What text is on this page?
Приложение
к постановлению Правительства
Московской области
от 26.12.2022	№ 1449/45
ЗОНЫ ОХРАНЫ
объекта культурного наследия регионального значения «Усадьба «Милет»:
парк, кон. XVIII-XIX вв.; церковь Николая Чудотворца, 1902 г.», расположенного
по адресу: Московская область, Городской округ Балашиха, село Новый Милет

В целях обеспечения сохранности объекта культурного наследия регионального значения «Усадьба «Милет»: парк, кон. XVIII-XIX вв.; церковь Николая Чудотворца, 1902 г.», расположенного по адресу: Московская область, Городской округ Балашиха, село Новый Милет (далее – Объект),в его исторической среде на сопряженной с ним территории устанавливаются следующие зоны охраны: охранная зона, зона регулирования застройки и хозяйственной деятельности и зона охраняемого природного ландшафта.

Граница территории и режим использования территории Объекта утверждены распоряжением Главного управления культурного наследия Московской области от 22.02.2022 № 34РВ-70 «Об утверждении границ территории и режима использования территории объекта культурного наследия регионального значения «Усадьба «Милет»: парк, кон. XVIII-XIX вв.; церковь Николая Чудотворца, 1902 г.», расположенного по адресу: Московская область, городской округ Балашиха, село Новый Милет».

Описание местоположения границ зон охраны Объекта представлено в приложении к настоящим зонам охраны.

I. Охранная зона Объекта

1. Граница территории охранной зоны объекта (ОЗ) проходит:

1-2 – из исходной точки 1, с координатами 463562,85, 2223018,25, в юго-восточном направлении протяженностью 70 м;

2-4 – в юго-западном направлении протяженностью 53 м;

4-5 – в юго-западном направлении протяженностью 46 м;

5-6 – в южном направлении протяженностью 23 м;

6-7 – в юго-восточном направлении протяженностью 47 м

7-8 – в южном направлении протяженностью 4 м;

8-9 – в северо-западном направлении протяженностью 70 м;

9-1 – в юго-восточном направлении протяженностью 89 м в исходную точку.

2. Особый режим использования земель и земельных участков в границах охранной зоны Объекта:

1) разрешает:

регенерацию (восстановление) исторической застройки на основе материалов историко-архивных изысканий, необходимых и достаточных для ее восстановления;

────────────────────────────────────────

> [GOAL OF THE EXERCISE]
Each line of the material above needs to be quoted exactly, please.

> [ANSWER TO THIS TASK]
What text is on this page?
Приложение
к постановлению Правительства
Московской области
от 26.12.2022	№ 1449/45
ЗОНЫ ОХРАНЫ
объекта культурного наследия регионального значения «Усадьба «Милет»:
парк, кон. XVIII-XIX вв.; церковь Николая Чудотворца, 1902 г.», расположенного
по адресу: Московская область, Городской округ Балашиха, село Новый Милет

В целях обеспечения сохранности объекта культурного наследия регионального значения «Усадьба «Милет»: парк, кон. XVIII-XIX вв.; церковь Николая Чудотворца, 1902 г.», расположенного по адресу: Московская область, Городской округ Балашиха, село Новый Милет (далее – Объект),в его исторической среде на сопряженной с ним территории устанавливаются следующие зоны охраны: охранная зона, зона регулирования застройки и хозяйственной деятельности и зона охраняемого природного ландшафта.

Граница территории и режим использования территории Объекта утверждены распоряжением Главного управления культурного наследия Московской области от 22.02.2022 № 34РВ-70 «Об утверждении границ территории и режима использования территории объекта культурного наследия регионального значения «Усадьба «Милет»: парк, кон. XVIII-XIX вв.; церковь Николая Чудотворца, 1902 г.», расположенного по адресу: Московская область, городской округ Балашиха, село Новый Милет».

Описание местоположения границ зон охраны Объекта представлено в приложении к настоящим зонам охраны.

I. Охранная зона Объекта

1. Граница территории охранной зоны объекта (ОЗ) проходит:

1-2 – из исходной точки 1, с координатами 463562,85, 2223018,25, в юго-восточном направлении протяженностью 70 м;

2-4 – в юго-западном направлении протяженностью 53 м;

4-5 – в юго-западном направлении протяженностью 46 м;

5-6 – в южном направлении протяженностью 23 м;

6-7 – в юго-восточном направлении протяженностью 47 м

7-8 – в южном направлении протяженностью 4 м;

8-9 – в северо-западном направлении протяженностью 70 м;

9-1 – в юго-восточном направлении протяженностью 89 м в исходную точку.

2. Особый режим использования земель и земельных участков в границах охранной зоны Объекта:

1) разрешает:

регенерацию (восстановление) исторической застройки на основе материалов историко-архивных изысканий, необходимых и достаточных для ее восстановления;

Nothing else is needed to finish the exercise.